**SELECTED PASSAGE**
━━━━━━━━━━━━━━━━

Summary of the Scene in Seymour’s Bedroom
Zooey leaves the living room, and there is the smell of fresh paint everywhere else in the apartment, with newspapers on the floor. His mother says she thought he was gone. She asks if he has been talking to Franny. He admits he has but says he is late now and advises Mrs. Glass to go check on Franny because she is crying. Mrs. Glass rushes toward the living room.
Zooey goes to the bedroom shared by Seymour and Buddy as they were growing up. That bedroom has been closed off and left as it was. Zooey has not been in there for seven years. He looks at a bulletin board on the back of the door filled with quotations from world literature. Pascal, Emily Dickinson, Baudelaire, as well as passages from the spiritual classics are all next to each other in the brothers’ handwriting. Zooey reads bits from the Bhagavad Gita, Issa, Marcus Aurelius, Sri Ramakrishna, Kafka, Tolstoy, and others.
Zooey sits at Seymour’s desk and covers his face with his hands. The room has two desks, two beds, and is crammed with books. The phone that Buddy keeps in memory of Seymour is on Buddy’s desk. Zooey opens Seymour’s desk drawer and reads some notes he had written on his twenty-first birthday in 1938. It was a diary entry about the family birthday party. He sits at Seymour’s desk for a long time and then goes to Buddy’s desk. He dials a local phone number and puts a handkerchief over the mouthpiece.
Franny and Mrs. Glass are sitting in the living room when the phone rings. Mrs. Glass answers it. She returns to tell Franny that Buddy is on the phone and wants to talk to Franny. Franny goes into her parents’ bedroom to answer on the extension for privacy. The bedroom is disordered and freshly painted. Franny lights a cigarette and picks up the phone.
The voice on the phone calls Franny “sweetheart” and asks how she is. She says fine and asks Buddy if he has a cold. She thinks his voice sounds funny, but he persuades her to talk. She says she could murder Zooey for being “completely destructive” (189). She tells him Zooey is bitter and keeps saying that the two of them are freaks because of the way they were raised. Franny repeats a story that Zooey told her the night before about once having a glass of ginger ale with Jesus in the kitchen when he was eight years old. He was having a snack while reading and suddenly, Jesus sat down in the chair next to him and asked for a glass of ginger ale. This story makes Franny mad. Zooey has no right to give her advice when he acts like a lunatic. She cannot stand his cigar smoke in the house.
The voice on the phone explains to her why Zooey smokes cigars. He does it for “ballast” so he won’t leave the ground (191). This remark clues Franny in to the real person speaking on the other end. She realizes it is Zooey and asks him to stop. She had just been feeling better thinking she was talking to Buddy, and now she is disappointed. She asks why Zooey called her. He said he wants to tell her to go on with the Jesus prayer. He has no authority to speak to her about it, and he is sorry he hurt her feelings.
He does have to tell her one more thing, however. If she wants the religious life, she is missing out on the religious action happening in the house under her nose. She doesn’t even have sense enough to drink “a cup of consecrated chicken soup” when it is offered to her (194). How can she find a master to teach her how to say the Jesus prayer if she cannot recognize the consecrated chicken soup of her own mother?

━━━━━━━━━━━━━━━━

**BRIEF**
Pick up the summary of the scene in Seymour's bedroom after its final sentence and write what comes next.

**COLLECTED DATA**
━━━━━━━━━━━━━━━━

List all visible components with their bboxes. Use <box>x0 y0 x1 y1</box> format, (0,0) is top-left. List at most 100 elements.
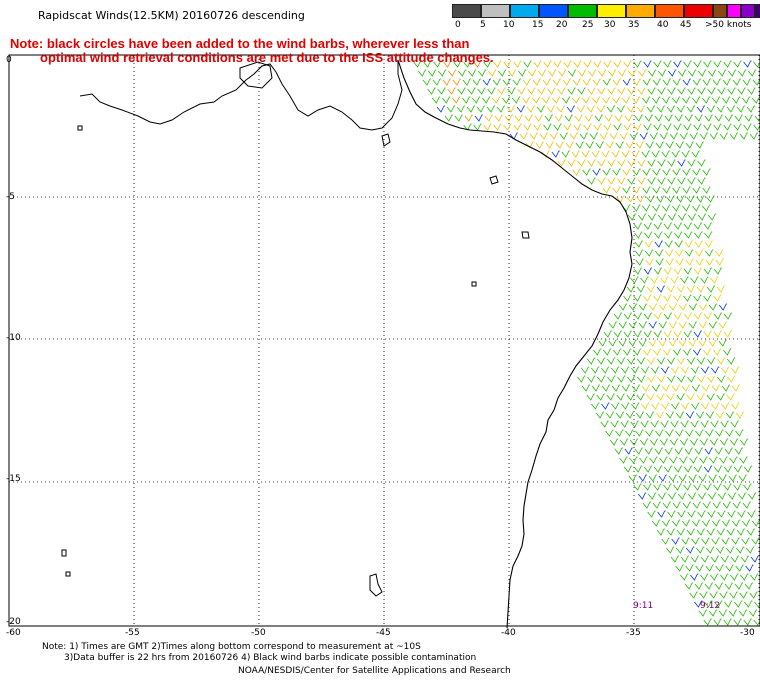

━━━━━━━━━━━━━━━━

**OUTPUT OF THE TASK**
Then he changes the subject and tells her that he and Buddy secretly drove up to see her act in summer stock theater when she was in “Playboy of the Western World.” He tells her she was so good, she held up the entire production, and the whole audience knew it. She may have discovered the theater is full of “mercenaries and butchers,” but if she has had a freakish education, she should use it in her acting (196). The only thing that counts in the religious life is detachment. The only religious thing she can do is “Act for God” (197) rather than get caught up in emotions and desires. She was born with a talent and must use it.
He goes on to say that it is no use complaining about the stupid audience: “That’s none of your business, Franny. An artist’s only concern is to shoot for some kind of perfection, and on his own terms, not anyone else’s” (198). Franny is silent as she listens.
Once when Zooey was a child on the radio show “It’s a Wise Child,” he tells Franny, Seymour told him to shine his shoes. Zooey was furious and said the audience could not see his shoes, and besides, the audience was a moron. Seymour told him to “shine them for the Fat Lady” (199). Zooey did not know what he meant, but he shined his shoes every time for the Fat Lady. Franny replies that Seymour told her about the Fat Lady too.
Zooey concludes, “There isn’t anyone out there who isn’t Seymour’s Fat Lady” (200). The trouble is that she has not yet learned the real secret: “don’t you know who that Fat Lady really is? . . . Ah, buddy. Ah, buddy. It’s Christ Himself. Christ Himself, buddy.”
Zooey hangs up, and Franny is full of peace. She gets into the bed and falls asleep with a smile on her face.
Commentary on the Scene in Seymour’s Bedroom
Franny had said that she wanted to speak to her dead brother, Seymour, who had been their spiritual guide and teacher when the children were young. Zooey, desperate to help his sister, goes into Seymour’s bedroom and sees all the memorabilia of their idols, Seymour and Buddy. It is as though he tries to imbibe the wisdom of the elder brothers and then impersonate them, becoming the spirit of Seymour for the moment, through Buddy’s persona.
This is exactly what Franny needed. The narrator says that as soon as she heard Buddy was on the phone, Franny was “transformed as she moved” toward the phone (185). Here was one of her teachers, one who could understand her, and who would be gentler than Zooey. Zooey seems aware that his direct and sarcastic manner, though kindly underneath, is too much for other people. He knows he alienates his family and fellow actors, and the problem gives him an ulcer. Using his acting talent, however, he absorbs the spirit of Buddy and Seymour, then tries to become them to speak the words Franny needs to hear, in a voice that will mean something to her. He fools Franny at first but then says something that only Zooey would say, and that breaks the illusion. At least, he has gained her attention. As he continues to speak to her from Seymour’s room, he is inspired to bring out the spiritual realization she needs without hurting her feelings.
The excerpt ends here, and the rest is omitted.